- **Quoted passage**
..............................

Rita Gramignani

Personal information
- Born: October 12, 1943 (age 82) La Spezia, Italia

Chess career
- Country: Italy

= Rita Gramignani =

Italian chess player

Rita Gramignani (born 12 October 1943) is an Italian chess player. She is a nine-time winner the Italian Women's Chess Championship (1973, 1975, 1976, 1980, 1983, 1987, 1989, 1991, 1992).

==Biography==
From the 1970s to the 1990s, Rita Gramignani was one of the leading Italian women's chess players. She nine times won the Italian Women's Chess Championships in 1973, 1975, 1976, 1980, 1983, 1987, 1989, 1991 and 1992. Only Stefano Tatai between Italian chess players has more victories in Italian Chess Championship - 12. In 1976, Rita Gramignani participated at Women's World Chess Championship Interzonal Tournament in Rozendaal and ranked 14th place.

..............................

- **Source information**

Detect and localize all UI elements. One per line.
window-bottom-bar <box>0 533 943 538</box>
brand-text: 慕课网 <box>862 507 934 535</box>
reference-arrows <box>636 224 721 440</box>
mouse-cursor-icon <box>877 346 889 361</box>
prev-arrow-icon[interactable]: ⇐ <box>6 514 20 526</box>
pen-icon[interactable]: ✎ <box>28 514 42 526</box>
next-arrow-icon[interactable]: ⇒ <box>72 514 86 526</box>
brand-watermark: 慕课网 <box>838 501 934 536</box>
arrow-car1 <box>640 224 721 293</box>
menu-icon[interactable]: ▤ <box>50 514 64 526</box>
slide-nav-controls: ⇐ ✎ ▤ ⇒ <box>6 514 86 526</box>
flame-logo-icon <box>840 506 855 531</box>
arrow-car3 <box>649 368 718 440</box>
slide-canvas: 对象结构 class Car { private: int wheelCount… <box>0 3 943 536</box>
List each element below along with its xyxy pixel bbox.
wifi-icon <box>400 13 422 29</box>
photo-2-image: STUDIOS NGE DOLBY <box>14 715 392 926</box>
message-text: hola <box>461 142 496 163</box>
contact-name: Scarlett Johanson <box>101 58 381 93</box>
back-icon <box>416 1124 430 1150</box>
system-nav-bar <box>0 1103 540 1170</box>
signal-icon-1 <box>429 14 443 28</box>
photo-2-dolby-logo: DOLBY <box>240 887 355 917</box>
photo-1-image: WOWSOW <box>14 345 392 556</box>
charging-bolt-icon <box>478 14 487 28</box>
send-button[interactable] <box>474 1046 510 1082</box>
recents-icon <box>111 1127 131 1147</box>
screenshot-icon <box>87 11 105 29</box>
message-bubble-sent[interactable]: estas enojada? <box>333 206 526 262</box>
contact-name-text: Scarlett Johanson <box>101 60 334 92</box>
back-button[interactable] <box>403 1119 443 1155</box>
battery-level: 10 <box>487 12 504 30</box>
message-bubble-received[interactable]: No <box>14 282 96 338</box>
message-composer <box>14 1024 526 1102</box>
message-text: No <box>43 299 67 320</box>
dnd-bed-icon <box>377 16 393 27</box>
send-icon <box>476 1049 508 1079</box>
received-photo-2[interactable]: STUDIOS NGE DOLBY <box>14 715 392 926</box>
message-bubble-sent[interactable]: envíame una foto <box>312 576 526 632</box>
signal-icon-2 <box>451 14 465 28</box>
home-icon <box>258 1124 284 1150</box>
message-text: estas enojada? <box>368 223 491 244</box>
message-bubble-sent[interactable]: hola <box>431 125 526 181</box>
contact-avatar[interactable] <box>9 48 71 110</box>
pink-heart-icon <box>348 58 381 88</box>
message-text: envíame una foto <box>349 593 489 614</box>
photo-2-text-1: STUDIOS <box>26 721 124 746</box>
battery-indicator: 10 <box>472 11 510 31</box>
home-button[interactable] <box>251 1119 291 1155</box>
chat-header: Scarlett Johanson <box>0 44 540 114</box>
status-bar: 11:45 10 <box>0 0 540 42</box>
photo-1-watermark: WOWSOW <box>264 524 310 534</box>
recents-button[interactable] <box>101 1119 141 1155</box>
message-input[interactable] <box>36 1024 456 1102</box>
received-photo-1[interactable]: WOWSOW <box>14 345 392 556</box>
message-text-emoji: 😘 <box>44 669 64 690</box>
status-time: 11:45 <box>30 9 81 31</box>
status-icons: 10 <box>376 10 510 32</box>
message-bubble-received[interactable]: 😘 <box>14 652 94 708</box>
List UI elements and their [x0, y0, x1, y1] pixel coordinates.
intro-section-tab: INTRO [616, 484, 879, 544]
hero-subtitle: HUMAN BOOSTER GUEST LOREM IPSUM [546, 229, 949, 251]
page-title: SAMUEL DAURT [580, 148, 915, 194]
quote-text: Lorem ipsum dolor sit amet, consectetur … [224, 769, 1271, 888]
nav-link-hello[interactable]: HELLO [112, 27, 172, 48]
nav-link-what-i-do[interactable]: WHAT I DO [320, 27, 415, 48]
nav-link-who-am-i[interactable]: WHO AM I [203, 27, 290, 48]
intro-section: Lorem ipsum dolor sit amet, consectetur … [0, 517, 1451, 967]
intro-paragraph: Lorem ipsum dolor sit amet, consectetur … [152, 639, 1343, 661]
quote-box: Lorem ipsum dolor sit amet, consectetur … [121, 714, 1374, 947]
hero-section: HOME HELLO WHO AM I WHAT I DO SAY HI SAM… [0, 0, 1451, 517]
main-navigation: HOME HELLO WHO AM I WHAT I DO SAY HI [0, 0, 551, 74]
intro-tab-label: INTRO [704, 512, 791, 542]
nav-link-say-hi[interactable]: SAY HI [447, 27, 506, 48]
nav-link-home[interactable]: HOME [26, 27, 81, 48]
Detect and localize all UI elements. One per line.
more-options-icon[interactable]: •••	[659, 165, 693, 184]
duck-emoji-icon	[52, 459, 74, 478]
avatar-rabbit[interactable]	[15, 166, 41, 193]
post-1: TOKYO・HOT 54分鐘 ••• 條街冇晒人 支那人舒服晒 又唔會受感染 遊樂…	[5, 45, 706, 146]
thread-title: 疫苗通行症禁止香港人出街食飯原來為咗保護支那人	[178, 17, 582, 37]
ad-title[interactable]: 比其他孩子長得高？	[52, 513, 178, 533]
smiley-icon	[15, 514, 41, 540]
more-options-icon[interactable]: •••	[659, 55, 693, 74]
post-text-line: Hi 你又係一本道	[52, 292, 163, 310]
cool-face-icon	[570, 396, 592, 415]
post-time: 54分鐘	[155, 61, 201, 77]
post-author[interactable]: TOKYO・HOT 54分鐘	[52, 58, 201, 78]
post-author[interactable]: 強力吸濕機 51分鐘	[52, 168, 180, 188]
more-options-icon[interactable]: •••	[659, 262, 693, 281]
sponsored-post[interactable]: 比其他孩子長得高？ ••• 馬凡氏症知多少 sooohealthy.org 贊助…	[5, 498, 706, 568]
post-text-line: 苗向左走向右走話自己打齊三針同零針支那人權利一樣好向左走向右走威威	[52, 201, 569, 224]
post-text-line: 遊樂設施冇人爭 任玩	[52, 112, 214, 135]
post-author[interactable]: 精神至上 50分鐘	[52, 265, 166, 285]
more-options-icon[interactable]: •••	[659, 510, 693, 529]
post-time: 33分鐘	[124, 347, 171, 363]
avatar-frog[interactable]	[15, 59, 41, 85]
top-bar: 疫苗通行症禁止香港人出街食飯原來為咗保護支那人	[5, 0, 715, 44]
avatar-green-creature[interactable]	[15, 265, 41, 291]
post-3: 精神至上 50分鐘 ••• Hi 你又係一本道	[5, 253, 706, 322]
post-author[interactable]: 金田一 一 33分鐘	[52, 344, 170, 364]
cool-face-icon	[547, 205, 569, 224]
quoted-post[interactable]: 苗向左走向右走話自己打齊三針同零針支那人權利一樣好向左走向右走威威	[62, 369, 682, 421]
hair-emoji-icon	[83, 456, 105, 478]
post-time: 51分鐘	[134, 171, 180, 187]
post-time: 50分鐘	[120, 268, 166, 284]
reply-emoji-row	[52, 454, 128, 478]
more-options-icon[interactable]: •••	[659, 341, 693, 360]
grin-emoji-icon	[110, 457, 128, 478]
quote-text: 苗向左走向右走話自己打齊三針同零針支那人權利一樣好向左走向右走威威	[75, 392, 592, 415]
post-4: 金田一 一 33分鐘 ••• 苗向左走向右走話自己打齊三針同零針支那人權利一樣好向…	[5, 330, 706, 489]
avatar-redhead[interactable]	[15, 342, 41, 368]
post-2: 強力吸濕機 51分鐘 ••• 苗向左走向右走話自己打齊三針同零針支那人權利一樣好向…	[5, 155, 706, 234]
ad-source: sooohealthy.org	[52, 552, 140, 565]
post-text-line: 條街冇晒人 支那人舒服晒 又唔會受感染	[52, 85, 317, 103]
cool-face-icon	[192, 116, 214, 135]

..............................

- **Work task 1**
Copy everything in the Rita Gramignani article from "Personal information" down to "ranked 14th place.".
- **Work task 2**
Carry on the Rita Gramignani article from its last sentence.

- **Written answer 1**
Personal information
- Born: October 12, 1943 (age 82) La Spezia, Italia

Chess career
- Country: Italy

= Rita Gramignani =

Italian chess player

Rita Gramignani (born 12 October 1943) is an Italian chess player. She is a nine-time winner the Italian Women's Chess Championship (1973, 1975, 1976, 1980, 1983, 1987, 1989, 1991, 1992).

==Biography==
From the 1970s to the 1990s, Rita Gramignani was one of the leading Italian women's chess players. She nine times won the Italian Women's Chess Championships in 1973, 1975, 1976, 1980, 1983, 1987, 1989, 1991 and 1992. Only Stefano Tatai between Italian chess players has more victories in Italian Chess Championship - 12. In 1976, Rita Gramignani participated at Women's World Chess Championship Interzonal Tournament in Rozendaal and ranked 14th place.

- **Written answer 2**
Rita Gramignani played for Italy in the Women's Chess Olympiads:
- In 1976, at first board in the 7th Chess Olympiad (women) in Haifa (+4, =5, -2),
- In 1980, at second board in the 9th Chess Olympiad (women) in Valletta (+3, =2, -3),
- In 1984, at second board in the 26th Chess Olympiad (women) in Thessaloniki (+3, =6, -2),
- In 1988, at first board in the 28th Chess Olympiad (women) in Thessaloniki (+5, =3, -2),
- In 1990, at second board in the 29th Chess Olympiad (women) in Novi Sad (+7, =2, -3),
- In 1994, at first reserve board in the 31st Chess Olympiad (women) in Moscow (+2, =4, -4),
- In 1996, at first board in the 32nd Chess Olympiad (women) in Yerevan (+3, =3, -3).

In 2000, she received the AMIS (Associazione Maestri Italiani di Scacchi) Gioacchino Greco award - A life for chess. In 2016, mayor of La Spezia Massimo Federici gave Rita Gramignani a parchment in recognition of the very high results achieved.